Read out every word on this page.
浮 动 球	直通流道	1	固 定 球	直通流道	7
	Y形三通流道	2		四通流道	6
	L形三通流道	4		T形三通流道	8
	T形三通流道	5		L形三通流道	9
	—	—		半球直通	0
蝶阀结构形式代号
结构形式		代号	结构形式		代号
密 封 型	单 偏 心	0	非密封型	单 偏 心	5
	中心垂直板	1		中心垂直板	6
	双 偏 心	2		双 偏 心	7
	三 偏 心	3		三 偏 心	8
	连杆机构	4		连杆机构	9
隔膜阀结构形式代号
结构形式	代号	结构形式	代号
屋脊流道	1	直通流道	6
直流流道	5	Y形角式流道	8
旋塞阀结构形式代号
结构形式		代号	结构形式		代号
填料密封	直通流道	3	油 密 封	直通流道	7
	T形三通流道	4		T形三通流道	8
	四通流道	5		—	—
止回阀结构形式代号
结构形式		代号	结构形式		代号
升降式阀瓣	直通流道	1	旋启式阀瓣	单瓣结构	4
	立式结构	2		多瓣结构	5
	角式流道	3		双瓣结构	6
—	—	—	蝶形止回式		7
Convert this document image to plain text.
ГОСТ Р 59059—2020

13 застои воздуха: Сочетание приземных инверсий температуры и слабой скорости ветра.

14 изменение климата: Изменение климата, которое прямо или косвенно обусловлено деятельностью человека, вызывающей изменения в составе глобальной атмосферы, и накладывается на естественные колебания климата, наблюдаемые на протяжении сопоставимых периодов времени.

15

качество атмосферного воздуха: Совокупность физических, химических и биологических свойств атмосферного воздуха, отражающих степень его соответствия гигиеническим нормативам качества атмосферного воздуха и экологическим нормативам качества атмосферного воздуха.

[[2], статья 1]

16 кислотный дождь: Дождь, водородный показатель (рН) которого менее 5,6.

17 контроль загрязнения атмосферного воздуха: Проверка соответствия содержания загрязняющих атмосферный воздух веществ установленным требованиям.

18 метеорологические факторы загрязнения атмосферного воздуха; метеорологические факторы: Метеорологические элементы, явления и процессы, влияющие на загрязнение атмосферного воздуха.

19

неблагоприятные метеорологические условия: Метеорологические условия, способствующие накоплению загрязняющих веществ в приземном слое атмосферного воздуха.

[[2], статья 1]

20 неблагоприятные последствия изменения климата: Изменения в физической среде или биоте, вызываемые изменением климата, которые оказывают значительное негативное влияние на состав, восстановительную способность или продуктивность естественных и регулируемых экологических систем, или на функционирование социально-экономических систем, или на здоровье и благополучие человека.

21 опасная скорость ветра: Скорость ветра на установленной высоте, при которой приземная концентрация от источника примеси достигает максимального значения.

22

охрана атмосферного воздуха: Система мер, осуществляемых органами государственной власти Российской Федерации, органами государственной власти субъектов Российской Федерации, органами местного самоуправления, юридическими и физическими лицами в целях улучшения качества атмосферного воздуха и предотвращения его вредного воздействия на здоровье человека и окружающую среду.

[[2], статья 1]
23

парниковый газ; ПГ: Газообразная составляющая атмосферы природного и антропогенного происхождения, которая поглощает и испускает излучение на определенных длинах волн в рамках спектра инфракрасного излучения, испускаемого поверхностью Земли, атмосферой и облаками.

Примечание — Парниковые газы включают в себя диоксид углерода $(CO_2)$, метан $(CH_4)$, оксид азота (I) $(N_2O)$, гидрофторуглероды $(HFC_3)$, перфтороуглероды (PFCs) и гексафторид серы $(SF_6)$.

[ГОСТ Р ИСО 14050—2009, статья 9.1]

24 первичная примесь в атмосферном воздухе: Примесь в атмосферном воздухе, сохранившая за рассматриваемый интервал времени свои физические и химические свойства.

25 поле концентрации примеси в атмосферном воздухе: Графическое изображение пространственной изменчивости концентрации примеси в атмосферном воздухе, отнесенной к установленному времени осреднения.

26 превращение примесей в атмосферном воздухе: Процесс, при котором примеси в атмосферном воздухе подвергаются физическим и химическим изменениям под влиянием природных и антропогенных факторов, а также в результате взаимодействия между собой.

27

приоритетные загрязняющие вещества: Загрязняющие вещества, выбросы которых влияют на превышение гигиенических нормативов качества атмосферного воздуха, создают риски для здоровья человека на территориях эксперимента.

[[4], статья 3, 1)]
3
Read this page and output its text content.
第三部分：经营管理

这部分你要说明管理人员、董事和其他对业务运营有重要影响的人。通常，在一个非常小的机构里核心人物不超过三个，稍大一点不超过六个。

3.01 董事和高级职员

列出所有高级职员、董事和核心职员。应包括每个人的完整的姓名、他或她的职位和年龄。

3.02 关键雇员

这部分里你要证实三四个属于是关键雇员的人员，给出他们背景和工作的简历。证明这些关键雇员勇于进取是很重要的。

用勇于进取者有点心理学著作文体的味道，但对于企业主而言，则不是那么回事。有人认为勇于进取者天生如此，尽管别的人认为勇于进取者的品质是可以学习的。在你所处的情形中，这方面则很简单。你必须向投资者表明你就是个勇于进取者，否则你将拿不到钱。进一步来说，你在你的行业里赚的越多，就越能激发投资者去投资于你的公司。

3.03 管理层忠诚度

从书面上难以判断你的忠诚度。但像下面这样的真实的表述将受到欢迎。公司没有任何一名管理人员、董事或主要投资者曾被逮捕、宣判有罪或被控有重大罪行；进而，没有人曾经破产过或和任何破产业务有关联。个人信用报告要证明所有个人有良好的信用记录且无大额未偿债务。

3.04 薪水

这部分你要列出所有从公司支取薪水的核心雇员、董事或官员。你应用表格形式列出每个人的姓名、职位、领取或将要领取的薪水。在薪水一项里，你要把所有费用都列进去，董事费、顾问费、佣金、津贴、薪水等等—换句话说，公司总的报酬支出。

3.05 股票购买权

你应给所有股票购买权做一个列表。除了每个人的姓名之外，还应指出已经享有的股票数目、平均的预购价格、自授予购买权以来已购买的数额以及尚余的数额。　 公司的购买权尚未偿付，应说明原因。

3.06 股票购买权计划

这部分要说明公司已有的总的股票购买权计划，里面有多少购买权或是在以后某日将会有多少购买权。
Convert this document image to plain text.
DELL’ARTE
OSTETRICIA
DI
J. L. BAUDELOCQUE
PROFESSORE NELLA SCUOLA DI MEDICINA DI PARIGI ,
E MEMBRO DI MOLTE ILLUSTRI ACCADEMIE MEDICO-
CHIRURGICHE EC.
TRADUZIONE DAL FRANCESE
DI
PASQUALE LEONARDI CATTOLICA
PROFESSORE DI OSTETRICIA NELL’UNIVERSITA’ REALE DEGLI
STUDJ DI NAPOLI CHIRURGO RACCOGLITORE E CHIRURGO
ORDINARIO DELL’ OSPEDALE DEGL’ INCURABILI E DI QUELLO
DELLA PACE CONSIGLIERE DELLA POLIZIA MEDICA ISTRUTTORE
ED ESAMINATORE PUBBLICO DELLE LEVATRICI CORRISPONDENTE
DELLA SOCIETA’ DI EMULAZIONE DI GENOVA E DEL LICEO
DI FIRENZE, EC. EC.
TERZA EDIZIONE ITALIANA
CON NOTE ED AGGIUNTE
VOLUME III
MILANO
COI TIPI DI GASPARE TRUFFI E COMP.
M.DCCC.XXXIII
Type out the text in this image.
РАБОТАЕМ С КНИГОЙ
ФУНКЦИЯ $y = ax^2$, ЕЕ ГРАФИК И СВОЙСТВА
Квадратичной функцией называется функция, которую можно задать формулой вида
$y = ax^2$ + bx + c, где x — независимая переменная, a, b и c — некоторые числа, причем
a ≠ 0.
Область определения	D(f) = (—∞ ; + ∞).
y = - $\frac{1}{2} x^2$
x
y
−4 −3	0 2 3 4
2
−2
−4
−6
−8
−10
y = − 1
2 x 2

==========

▶ **Exercise description**: Restate the records, all of them, precisely as written.

▶ **Finished task**:
Read out every word on this page.
浮 动 球	直通流道	1	固 定 球	直通流道	7
	Y形三通流道	2		四通流道	6
	L形三通流道	4		T形三通流道	8
	T形三通流道	5		L形三通流道	9
	—	—		半球直通	0
蝶阀结构形式代号
结构形式		代号	结构形式		代号
密 封 型	单 偏 心	0	非密封型	单 偏 心	5
	中心垂直板	1		中心垂直板	6
	双 偏 心	2		双 偏 心	7
	三 偏 心	3		三 偏 心	8
	连杆机构	4		连杆机构	9
隔膜阀结构形式代号
结构形式	代号	结构形式	代号
屋脊流道	1	直通流道	6
直流流道	5	Y形角式流道	8
旋塞阀结构形式代号
结构形式		代号	结构形式		代号
填料密封	直通流道	3	油 密 封	直通流道	7
	T形三通流道	4		T形三通流道	8
	四通流道	5		—	—
止回阀结构形式代号
结构形式		代号	结构形式		代号
升降式阀瓣	直通流道	1	旋启式阀瓣	单瓣结构	4
	立式结构	2		多瓣结构	5
	角式流道	3		双瓣结构	6
—	—	—	蝶形止回式		7
Convert this document image to plain text.
ГОСТ Р 59059—2020

13 застои воздуха: Сочетание приземных инверсий температуры и слабой скорости ветра.

14 изменение климата: Изменение климата, которое прямо или косвенно обусловлено деятельностью человека, вызывающей изменения в составе глобальной атмосферы, и накладывается на естественные колебания климата, наблюдаемые на протяжении сопоставимых периодов времени.

15

качество атмосферного воздуха: Совокупность физических, химических и биологических свойств атмосферного воздуха, отражающих степень его соответствия гигиеническим нормативам качества атмосферного воздуха и экологическим нормативам качества атмосферного воздуха.

[[2], статья 1]

16 кислотный дождь: Дождь, водородный показатель (рН) которого менее 5,6.

17 контроль загрязнения атмосферного воздуха: Проверка соответствия содержания загрязняющих атмосферный воздух веществ установленным требованиям.

18 метеорологические факторы загрязнения атмосферного воздуха; метеорологические факторы: Метеорологические элементы, явления и процессы, влияющие на загрязнение атмосферного воздуха.

19

неблагоприятные метеорологические условия: Метеорологические условия, способствующие накоплению загрязняющих веществ в приземном слое атмосферного воздуха.

[[2], статья 1]

20 неблагоприятные последствия изменения климата: Изменения в физической среде или биоте, вызываемые изменением климата, которые оказывают значительное негативное влияние на состав, восстановительную способность или продуктивность естественных и регулируемых экологических систем, или на функционирование социально-экономических систем, или на здоровье и благополучие человека.

21 опасная скорость ветра: Скорость ветра на установленной высоте, при которой приземная концентрация от источника примеси достигает максимального значения.

22

охрана атмосферного воздуха: Система мер, осуществляемых органами государственной власти Российской Федерации, органами государственной власти субъектов Российской Федерации, органами местного самоуправления, юридическими и физическими лицами в целях улучшения качества атмосферного воздуха и предотвращения его вредного воздействия на здоровье человека и окружающую среду.

[[2], статья 1]
23

парниковый газ; ПГ: Газообразная составляющая атмосферы природного и антропогенного происхождения, которая поглощает и испускает излучение на определенных длинах волн в рамках спектра инфракрасного излучения, испускаемого поверхностью Земли, атмосферой и облаками.

Примечание — Парниковые газы включают в себя диоксид углерода $(CO_2)$, метан $(CH_4)$, оксид азота (I) $(N_2O)$, гидрофторуглероды $(HFC_3)$, перфтороуглероды (PFCs) и гексафторид серы $(SF_6)$.

[ГОСТ Р ИСО 14050—2009, статья 9.1]

24 первичная примесь в атмосферном воздухе: Примесь в атмосферном воздухе, сохранившая за рассматриваемый интервал времени свои физические и химические свойства.

25 поле концентрации примеси в атмосферном воздухе: Графическое изображение пространственной изменчивости концентрации примеси в атмосферном воздухе, отнесенной к установленному времени осреднения.

26 превращение примесей в атмосферном воздухе: Процесс, при котором примеси в атмосферном воздухе подвергаются физическим и химическим изменениям под влиянием природных и антропогенных факторов, а также в результате взаимодействия между собой.

27

приоритетные загрязняющие вещества: Загрязняющие вещества, выбросы которых влияют на превышение гигиенических нормативов качества атмосферного воздуха, создают риски для здоровья человека на территориях эксперимента.

[[4], статья 3, 1)]
3
Read this page and output its text content.
第三部分：经营管理

这部分你要说明管理人员、董事和其他对业务运营有重要影响的人。通常，在一个非常小的机构里核心人物不超过三个，稍大一点不超过六个。

3.01 董事和高级职员

列出所有高级职员、董事和核心职员。应包括每个人的完整的姓名、他或她的职位和年龄。

3.02 关键雇员

这部分里你要证实三四个属于是关键雇员的人员，给出他们背景和工作的简历。证明这些关键雇员勇于进取是很重要的。

用勇于进取者有点心理学著作文体的味道，但对于企业主而言，则不是那么回事。有人认为勇于进取者天生如此，尽管别的人认为勇于进取者的品质是可以学习的。在你所处的情形中，这方面则很简单。你必须向投资者表明你就是个勇于进取者，否则你将拿不到钱。进一步来说，你在你的行业里赚的越多，就越能激发投资者去投资于你的公司。

3.03 管理层忠诚度

从书面上难以判断你的忠诚度。但像下面这样的真实的表述将受到欢迎。公司没有任何一名管理人员、董事或主要投资者曾被逮捕、宣判有罪或被控有重大罪行；进而，没有人曾经破产过或和任何破产业务有关联。个人信用报告要证明所有个人有良好的信用记录且无大额未偿债务。

3.04 薪水

这部分你要列出所有从公司支取薪水的核心雇员、董事或官员。你应用表格形式列出每个人的姓名、职位、领取或将要领取的薪水。在薪水一项里，你要把所有费用都列进去，董事费、顾问费、佣金、津贴、薪水等等—换句话说，公司总的报酬支出。

3.05 股票购买权

你应给所有股票购买权做一个列表。除了每个人的姓名之外，还应指出已经享有的股票数目、平均的预购价格、自授予购买权以来已购买的数额以及尚余的数额。　 公司的购买权尚未偿付，应说明原因。

3.06 股票购买权计划

这部分要说明公司已有的总的股票购买权计划，里面有多少购买权或是在以后某日将会有多少购买权。
Convert this document image to plain text.
DELL’ARTE
OSTETRICIA
DI
J. L. BAUDELOCQUE
PROFESSORE NELLA SCUOLA DI MEDICINA DI PARIGI ,
E MEMBRO DI MOLTE ILLUSTRI ACCADEMIE MEDICO-
CHIRURGICHE EC.
TRADUZIONE DAL FRANCESE
DI
PASQUALE LEONARDI CATTOLICA
PROFESSORE DI OSTETRICIA NELL’UNIVERSITA’ REALE DEGLI
STUDJ DI NAPOLI CHIRURGO RACCOGLITORE E CHIRURGO
ORDINARIO DELL’ OSPEDALE DEGL’ INCURABILI E DI QUELLO
DELLA PACE CONSIGLIERE DELLA POLIZIA MEDICA ISTRUTTORE
ED ESAMINATORE PUBBLICO DELLE LEVATRICI CORRISPONDENTE
DELLA SOCIETA’ DI EMULAZIONE DI GENOVA E DEL LICEO
DI FIRENZE, EC. EC.
TERZA EDIZIONE ITALIANA
CON NOTE ED AGGIUNTE
VOLUME III
MILANO
COI TIPI DI GASPARE TRUFFI E COMP.
M.DCCC.XXXIII
Type out the text in this image.
РАБОТАЕМ С КНИГОЙ
ФУНКЦИЯ $y = ax^2$, ЕЕ ГРАФИК И СВОЙСТВА
Квадратичной функцией называется функция, которую можно задать формулой вида
$y = ax^2$ + bx + c, где x — независимая переменная, a, b и c — некоторые числа, причем
a ≠ 0.
Область определения	D(f) = (—∞ ; + ∞).
y = - $\frac{1}{2} x^2$
x
y
−4 −3	0 2 3 4
2
−2
−4
−6
−8
−10
y = − 1
2 x 2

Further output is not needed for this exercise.